§ YOUR TASK: In the lines below, find how many contain the word "stakeholders" and report that figure alone.

[START OF DATA FOR THIS EXERCISE]

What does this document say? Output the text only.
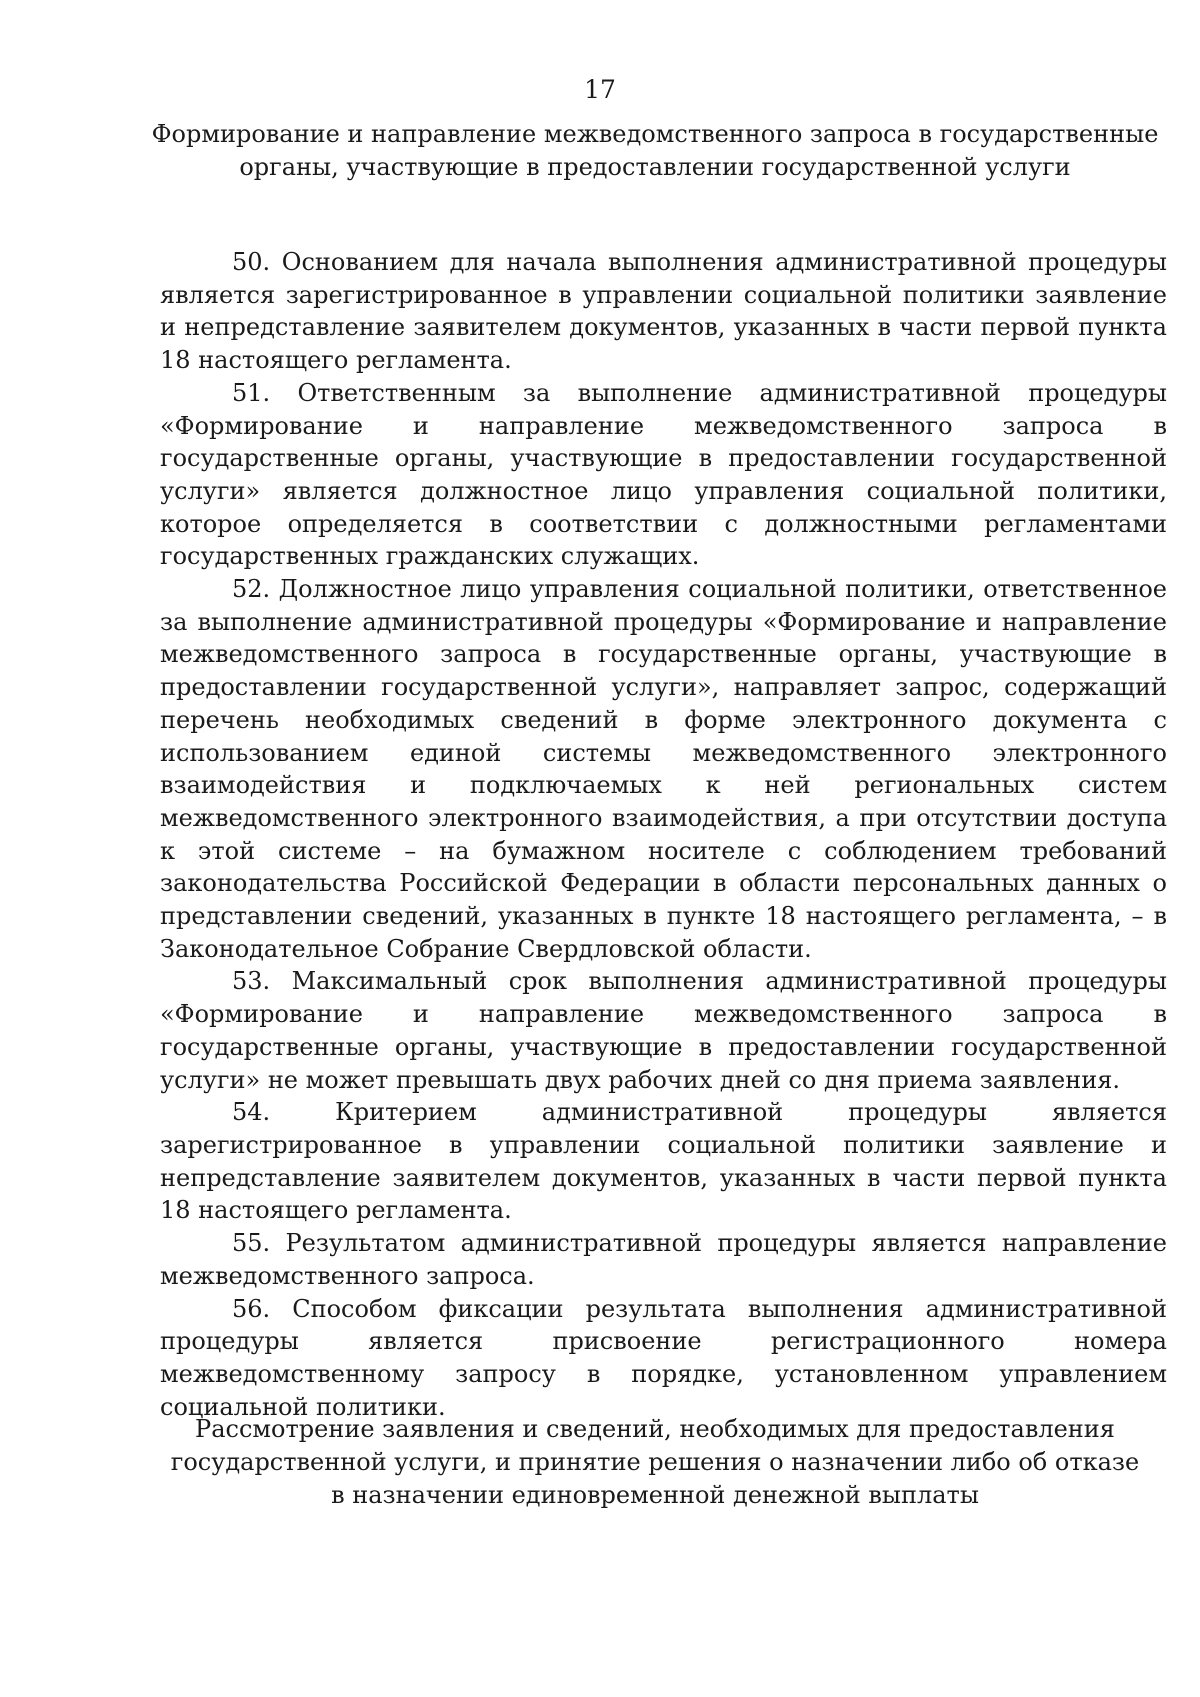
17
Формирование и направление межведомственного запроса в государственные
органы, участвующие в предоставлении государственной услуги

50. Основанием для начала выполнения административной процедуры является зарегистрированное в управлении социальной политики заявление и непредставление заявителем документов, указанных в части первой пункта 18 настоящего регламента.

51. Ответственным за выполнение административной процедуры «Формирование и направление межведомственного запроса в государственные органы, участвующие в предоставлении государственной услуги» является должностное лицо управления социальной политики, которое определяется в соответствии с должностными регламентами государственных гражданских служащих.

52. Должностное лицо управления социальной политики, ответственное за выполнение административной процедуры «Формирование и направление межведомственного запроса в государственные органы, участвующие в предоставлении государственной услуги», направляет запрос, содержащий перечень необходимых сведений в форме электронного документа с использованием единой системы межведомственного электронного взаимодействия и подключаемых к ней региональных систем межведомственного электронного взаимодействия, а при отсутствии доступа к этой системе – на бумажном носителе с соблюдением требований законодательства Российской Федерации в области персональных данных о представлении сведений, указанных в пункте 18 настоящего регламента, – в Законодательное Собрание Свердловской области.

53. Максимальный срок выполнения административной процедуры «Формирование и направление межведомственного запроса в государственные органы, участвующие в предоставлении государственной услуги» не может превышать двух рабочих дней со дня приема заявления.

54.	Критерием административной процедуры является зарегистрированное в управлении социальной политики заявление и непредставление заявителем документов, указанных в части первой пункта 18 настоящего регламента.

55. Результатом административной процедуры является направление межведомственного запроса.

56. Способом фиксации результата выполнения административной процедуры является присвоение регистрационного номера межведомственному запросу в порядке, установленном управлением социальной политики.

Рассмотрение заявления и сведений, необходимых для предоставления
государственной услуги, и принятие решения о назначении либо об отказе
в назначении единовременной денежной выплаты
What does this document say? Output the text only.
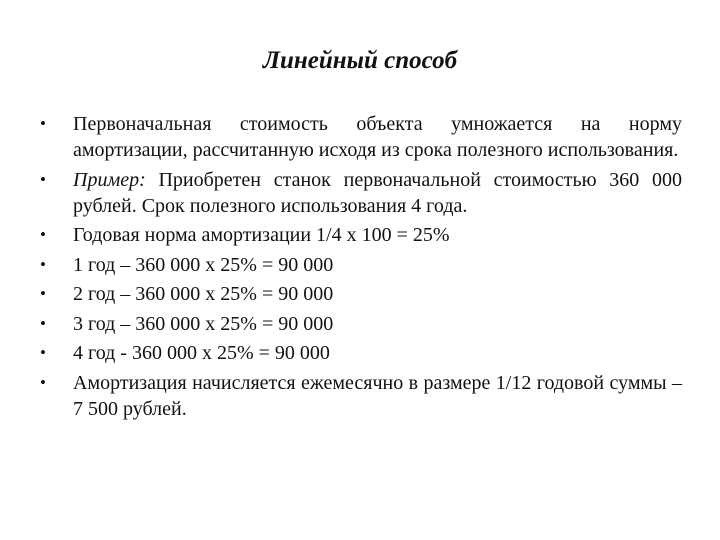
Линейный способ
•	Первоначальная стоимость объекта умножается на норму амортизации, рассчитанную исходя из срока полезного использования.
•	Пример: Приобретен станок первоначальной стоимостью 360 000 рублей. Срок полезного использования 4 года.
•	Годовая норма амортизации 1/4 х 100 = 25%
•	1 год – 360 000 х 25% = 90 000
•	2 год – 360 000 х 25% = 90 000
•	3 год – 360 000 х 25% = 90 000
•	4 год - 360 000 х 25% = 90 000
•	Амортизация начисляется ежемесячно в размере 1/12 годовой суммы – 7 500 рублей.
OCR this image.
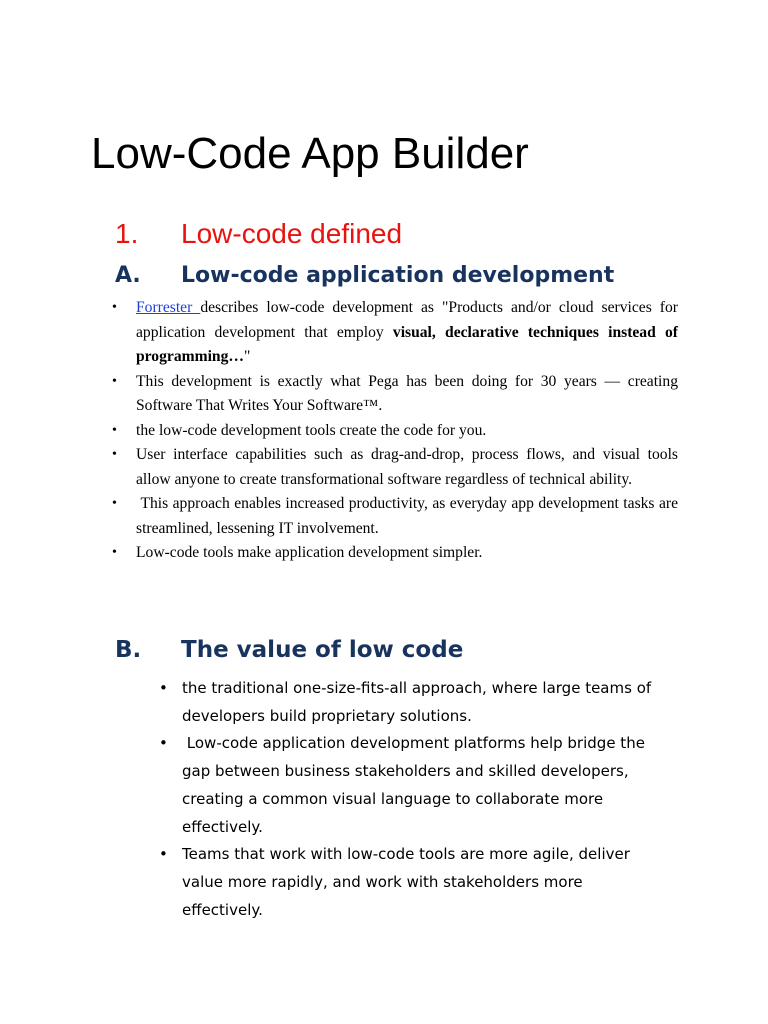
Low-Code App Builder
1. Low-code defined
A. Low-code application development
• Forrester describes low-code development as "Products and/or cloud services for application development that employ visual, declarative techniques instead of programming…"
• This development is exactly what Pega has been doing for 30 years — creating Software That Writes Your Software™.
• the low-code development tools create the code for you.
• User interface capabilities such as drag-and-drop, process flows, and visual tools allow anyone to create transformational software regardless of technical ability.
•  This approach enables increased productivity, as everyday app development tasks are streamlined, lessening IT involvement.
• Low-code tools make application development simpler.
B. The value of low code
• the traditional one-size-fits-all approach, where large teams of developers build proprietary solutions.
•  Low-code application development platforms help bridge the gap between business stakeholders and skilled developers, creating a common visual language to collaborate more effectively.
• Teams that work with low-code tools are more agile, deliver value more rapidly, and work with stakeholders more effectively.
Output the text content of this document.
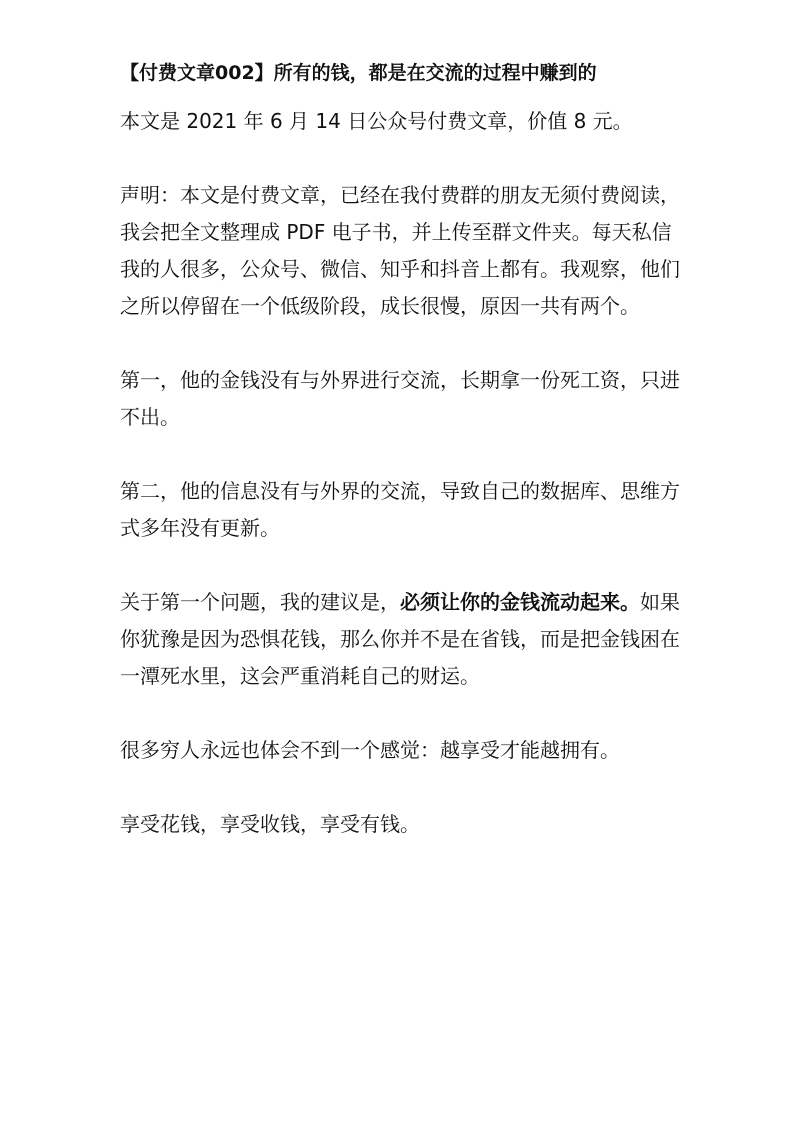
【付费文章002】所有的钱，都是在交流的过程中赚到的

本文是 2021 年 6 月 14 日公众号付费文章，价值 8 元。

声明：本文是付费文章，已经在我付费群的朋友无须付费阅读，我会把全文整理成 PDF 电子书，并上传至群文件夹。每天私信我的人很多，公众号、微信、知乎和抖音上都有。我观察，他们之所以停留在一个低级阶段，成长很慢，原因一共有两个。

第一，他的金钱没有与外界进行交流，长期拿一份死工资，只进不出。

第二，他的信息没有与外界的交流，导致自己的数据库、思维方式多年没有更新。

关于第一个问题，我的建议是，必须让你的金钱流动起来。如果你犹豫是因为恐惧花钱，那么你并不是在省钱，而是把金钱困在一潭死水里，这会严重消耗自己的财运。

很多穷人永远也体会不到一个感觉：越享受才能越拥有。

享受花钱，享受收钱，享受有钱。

[END OF DATA FOR THIS EXERCISE]

§ REPLY: 2